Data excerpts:
-------------------------

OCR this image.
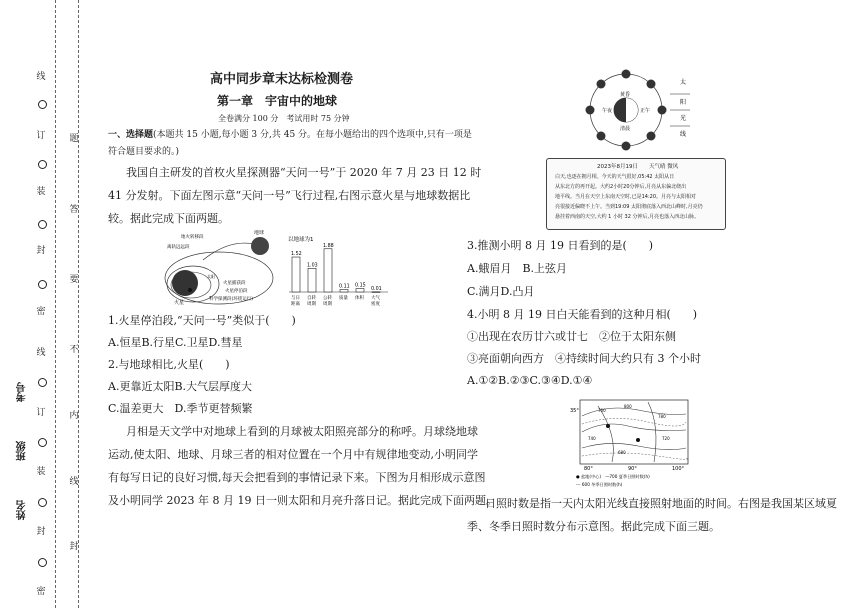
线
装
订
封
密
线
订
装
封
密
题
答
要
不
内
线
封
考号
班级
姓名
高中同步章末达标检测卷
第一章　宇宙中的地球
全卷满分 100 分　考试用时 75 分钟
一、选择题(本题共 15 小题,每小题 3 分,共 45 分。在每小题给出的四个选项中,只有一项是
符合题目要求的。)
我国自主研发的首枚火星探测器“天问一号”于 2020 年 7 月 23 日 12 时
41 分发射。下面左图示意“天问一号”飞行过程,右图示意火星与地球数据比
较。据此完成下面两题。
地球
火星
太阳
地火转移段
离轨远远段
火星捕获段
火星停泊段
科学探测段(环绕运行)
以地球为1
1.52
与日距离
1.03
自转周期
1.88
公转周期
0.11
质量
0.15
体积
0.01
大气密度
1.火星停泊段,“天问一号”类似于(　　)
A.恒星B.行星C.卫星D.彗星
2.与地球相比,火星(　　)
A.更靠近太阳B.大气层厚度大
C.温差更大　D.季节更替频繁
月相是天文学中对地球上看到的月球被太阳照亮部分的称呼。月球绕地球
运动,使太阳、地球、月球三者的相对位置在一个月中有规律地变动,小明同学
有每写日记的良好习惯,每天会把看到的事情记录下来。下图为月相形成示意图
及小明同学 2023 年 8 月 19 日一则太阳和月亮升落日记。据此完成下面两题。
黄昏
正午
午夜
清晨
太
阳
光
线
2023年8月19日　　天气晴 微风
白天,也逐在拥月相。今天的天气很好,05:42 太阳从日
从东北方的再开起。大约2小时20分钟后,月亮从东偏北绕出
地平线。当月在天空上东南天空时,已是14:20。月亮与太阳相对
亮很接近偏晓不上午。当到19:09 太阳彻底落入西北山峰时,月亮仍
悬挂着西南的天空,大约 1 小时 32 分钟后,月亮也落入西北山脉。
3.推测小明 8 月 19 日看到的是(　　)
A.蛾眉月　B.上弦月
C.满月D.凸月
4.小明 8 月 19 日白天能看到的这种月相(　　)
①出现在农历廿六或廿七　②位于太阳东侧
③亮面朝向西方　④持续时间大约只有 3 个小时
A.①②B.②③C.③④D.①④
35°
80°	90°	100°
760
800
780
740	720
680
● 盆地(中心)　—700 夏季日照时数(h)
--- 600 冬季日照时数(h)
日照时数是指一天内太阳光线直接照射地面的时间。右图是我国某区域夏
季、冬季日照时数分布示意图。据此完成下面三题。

-------------------------

◆ **What is required**
From the data, collect all lines where the string "天问一号" appears.

◆ **Output below**
我国自主研发的首枚火星探测器“天问一号”于 2020 年 7 月 23 日 12 时
41 分发射。下面左图示意“天问一号”飞行过程,右图示意火星与地球数据比
1.火星停泊段,“天问一号”类似于(　　)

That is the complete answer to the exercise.